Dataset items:
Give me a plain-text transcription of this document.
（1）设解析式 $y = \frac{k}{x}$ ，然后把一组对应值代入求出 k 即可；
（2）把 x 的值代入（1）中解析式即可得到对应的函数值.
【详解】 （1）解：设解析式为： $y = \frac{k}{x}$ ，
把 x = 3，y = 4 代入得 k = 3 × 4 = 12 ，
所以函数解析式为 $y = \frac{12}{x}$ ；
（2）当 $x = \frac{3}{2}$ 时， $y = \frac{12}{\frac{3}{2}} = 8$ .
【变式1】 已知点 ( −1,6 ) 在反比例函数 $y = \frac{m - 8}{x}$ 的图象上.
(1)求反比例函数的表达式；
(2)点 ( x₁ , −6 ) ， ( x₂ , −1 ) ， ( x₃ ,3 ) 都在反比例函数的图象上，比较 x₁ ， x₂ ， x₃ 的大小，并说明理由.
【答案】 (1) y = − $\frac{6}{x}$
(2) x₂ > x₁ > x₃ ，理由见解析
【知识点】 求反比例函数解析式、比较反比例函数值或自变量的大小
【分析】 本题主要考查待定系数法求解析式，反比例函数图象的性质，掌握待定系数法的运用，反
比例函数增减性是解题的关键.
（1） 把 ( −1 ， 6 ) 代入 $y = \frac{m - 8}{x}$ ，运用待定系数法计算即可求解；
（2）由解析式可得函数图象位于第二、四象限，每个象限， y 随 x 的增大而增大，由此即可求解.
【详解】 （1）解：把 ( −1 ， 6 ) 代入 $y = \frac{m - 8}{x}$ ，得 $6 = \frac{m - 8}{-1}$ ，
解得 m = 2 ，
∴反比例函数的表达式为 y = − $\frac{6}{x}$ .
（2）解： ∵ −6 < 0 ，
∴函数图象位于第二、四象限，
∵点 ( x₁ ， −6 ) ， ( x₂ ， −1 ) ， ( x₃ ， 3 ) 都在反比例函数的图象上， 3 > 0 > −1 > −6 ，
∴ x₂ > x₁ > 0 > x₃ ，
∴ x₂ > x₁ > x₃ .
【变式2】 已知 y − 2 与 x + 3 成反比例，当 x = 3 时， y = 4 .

...

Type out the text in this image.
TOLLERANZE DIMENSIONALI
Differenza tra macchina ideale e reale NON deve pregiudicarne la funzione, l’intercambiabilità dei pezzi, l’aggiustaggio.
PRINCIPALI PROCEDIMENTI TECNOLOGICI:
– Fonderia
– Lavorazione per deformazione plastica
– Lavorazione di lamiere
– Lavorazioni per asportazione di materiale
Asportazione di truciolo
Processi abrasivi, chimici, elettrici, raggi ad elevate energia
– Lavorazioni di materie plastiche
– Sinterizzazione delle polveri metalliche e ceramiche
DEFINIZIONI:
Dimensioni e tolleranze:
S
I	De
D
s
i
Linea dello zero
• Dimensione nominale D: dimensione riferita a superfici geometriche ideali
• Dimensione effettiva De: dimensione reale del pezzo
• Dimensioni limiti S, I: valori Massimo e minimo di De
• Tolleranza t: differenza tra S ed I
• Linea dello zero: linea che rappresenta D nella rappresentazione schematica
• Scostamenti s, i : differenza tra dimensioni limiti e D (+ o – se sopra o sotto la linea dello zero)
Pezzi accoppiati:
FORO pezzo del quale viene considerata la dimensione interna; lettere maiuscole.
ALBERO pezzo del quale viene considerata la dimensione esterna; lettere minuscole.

==

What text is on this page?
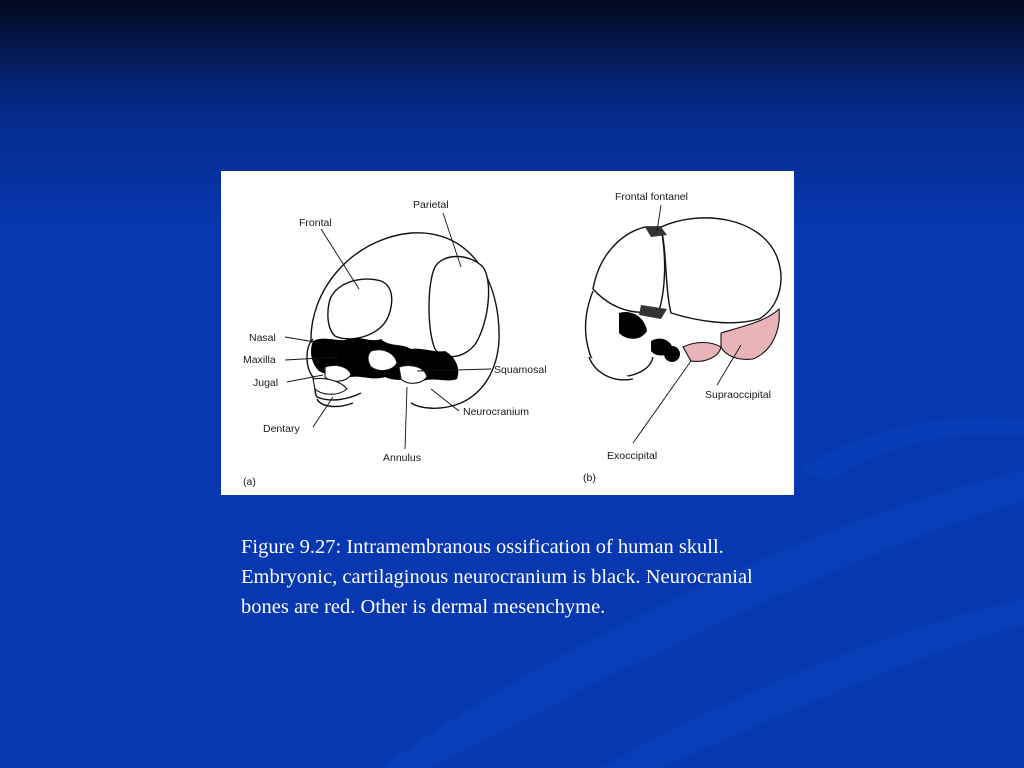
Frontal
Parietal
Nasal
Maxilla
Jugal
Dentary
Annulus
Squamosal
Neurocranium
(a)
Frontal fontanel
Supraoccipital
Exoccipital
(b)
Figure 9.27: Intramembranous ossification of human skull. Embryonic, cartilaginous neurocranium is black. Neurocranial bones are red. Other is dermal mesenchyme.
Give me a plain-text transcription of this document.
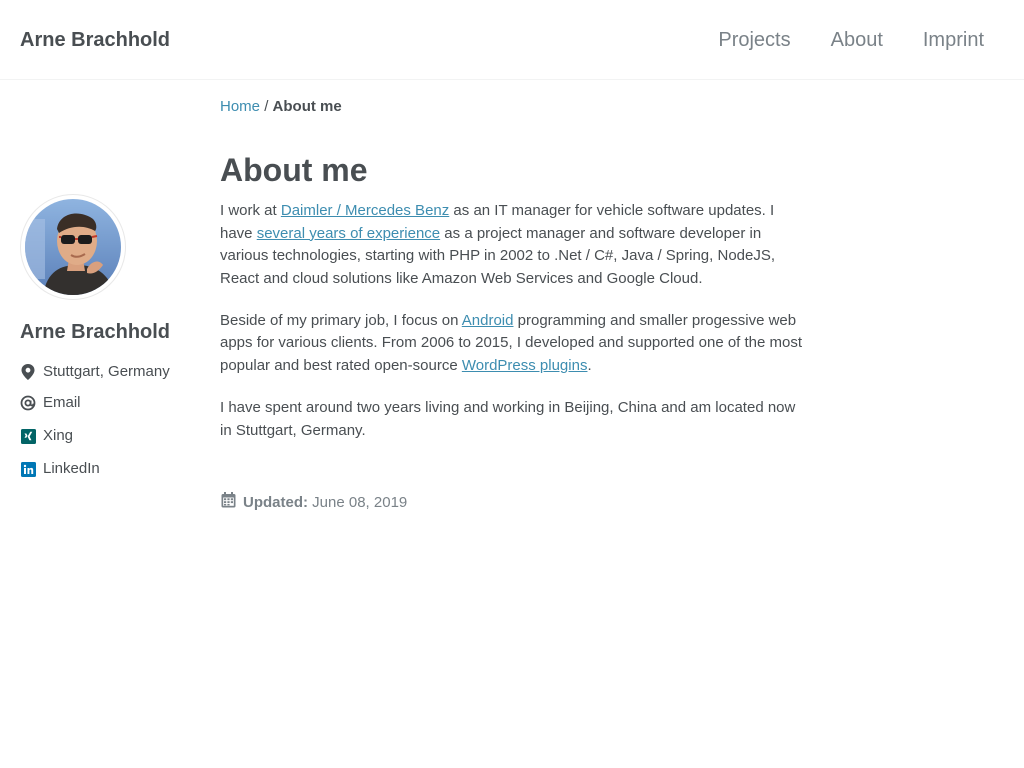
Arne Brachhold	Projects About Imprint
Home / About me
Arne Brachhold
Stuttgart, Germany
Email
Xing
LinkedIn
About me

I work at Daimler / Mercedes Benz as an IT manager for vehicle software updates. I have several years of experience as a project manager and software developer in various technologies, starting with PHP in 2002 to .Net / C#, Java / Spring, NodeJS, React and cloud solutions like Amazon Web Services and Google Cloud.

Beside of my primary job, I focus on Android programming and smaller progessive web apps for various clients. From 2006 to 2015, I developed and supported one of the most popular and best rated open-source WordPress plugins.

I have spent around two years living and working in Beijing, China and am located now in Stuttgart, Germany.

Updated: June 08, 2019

WHAT IS BEING ASKED: Give only the number of lines in the records that include the word "Lavorazioni".

WRITTEN ANSWER: 2